> _INSTRUCCIÓN 1_: Reproduzca de forma literal el fragmento de la crónica taurina que comienza en "8 de octubre" y termina en "echarse a volar.".
> _INSTRUCCIÓN 2_: Enumere, copiándolas íntegras, todas las líneas del listado que contengan la cadena "series", distinguiendo entre mayúsculas y minúsculas.
─── TEXTO DE LECTURA ───
8 de octubre del 2012.- Ayer corrida de Palha en Las Ventas. Leídas las crónicas de Zabala, Amorós, estupenda, como la del día anterior y Márquez, no varía mucho la mía, que ahí va:
Grada del tres, buenas entradas. La sensación de plaza llena, después de tantas novilladas en las que se quedaba a media o tres cuartos, sobrecoge. Hay como un revoloteo producido por las conversaciones, como si las voces fueran un batir de alas y toda la luz fuera a echarse a volar.
A nuestro alrededor cierto turisteo, pero a izquierda y derecha, personal nacional. Un señor de buena pinta, con su mujer y amigas, más que mediana edad y por lo visto aficionados asiduos. El en silencio toda la corrida, sólo se le oye murmurar en momentos inesperados, ante ciertas reacciones de los toros. También aplaude. A mi derecha, un chico que protesta mucho, con otros dos, más prudentes. Hablamos un poco. Desde luego mi vecino parece poco enterado pues le indigna que los picadores traten de picar antes de que el toro haga contacto con el peto… Totalmente enseñado por las cientos de veces en que la suerte de varas se hace al revés, es decir mal y desvirtuándola completamente, ha acabo por pensar que consiste en esperar al toro sobre una mole comparable a una pared de adobe, y una vez se ha estrellado el animal, picarle entonces a placer. En fin.
─── DATOS PROPORCIONADOS ───
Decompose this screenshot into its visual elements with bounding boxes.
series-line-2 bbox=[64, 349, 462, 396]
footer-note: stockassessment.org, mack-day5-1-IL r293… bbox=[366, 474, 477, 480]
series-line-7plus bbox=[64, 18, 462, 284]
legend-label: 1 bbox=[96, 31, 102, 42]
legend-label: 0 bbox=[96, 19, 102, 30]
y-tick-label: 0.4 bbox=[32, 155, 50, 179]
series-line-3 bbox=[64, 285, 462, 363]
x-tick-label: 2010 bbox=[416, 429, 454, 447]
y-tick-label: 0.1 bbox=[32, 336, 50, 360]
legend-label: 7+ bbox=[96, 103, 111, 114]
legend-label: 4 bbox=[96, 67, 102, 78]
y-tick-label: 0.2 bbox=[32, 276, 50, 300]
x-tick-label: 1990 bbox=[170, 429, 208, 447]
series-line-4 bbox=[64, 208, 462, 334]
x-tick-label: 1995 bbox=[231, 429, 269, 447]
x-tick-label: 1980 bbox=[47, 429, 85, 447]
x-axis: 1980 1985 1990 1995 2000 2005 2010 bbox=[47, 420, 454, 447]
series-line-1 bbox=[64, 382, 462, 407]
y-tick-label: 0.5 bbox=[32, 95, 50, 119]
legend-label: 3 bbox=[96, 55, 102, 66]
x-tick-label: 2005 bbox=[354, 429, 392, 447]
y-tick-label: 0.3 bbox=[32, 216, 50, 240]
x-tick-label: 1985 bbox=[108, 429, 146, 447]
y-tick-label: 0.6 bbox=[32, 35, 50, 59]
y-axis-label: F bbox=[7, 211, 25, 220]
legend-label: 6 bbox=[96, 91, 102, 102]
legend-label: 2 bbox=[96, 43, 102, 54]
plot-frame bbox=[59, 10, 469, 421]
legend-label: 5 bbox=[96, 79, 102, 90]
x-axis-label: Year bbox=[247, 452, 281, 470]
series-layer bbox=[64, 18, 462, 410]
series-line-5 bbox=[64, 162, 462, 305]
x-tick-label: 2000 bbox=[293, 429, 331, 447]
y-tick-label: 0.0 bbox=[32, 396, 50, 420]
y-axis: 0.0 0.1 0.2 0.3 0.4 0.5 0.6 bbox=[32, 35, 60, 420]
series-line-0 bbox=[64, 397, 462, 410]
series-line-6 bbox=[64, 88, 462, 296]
───
> _RESPUESTA DEL EJERCICIO 1_:
8 de octubre del 2012.- Ayer corrida de Palha en Las Ventas. Leídas las crónicas de Zabala, Amorós, estupenda, como la del día anterior y Márquez, no varía mucho la mía, que ahí va:
Grada del tres, buenas entradas. La sensación de plaza llena, después de tantas novilladas en las que se quedaba a media o tres cuartos, sobrecoge. Hay como un revoloteo producido por las conversaciones, como si las voces fueran un batir de alas y toda la luz fuera a echarse a volar.

> _RESPUESTA DEL EJERCICIO 2_:
series-line-2 bbox=[64, 349, 462, 396]
series-line-7plus bbox=[64, 18, 462, 284]
series-line-3 bbox=[64, 285, 462, 363]
series-line-4 bbox=[64, 208, 462, 334]
series-line-1 bbox=[64, 382, 462, 407]
series-layer bbox=[64, 18, 462, 410]
series-line-5 bbox=[64, 162, 462, 305]
series-line-0 bbox=[64, 397, 462, 410]
series-line-6 bbox=[64, 88, 462, 296]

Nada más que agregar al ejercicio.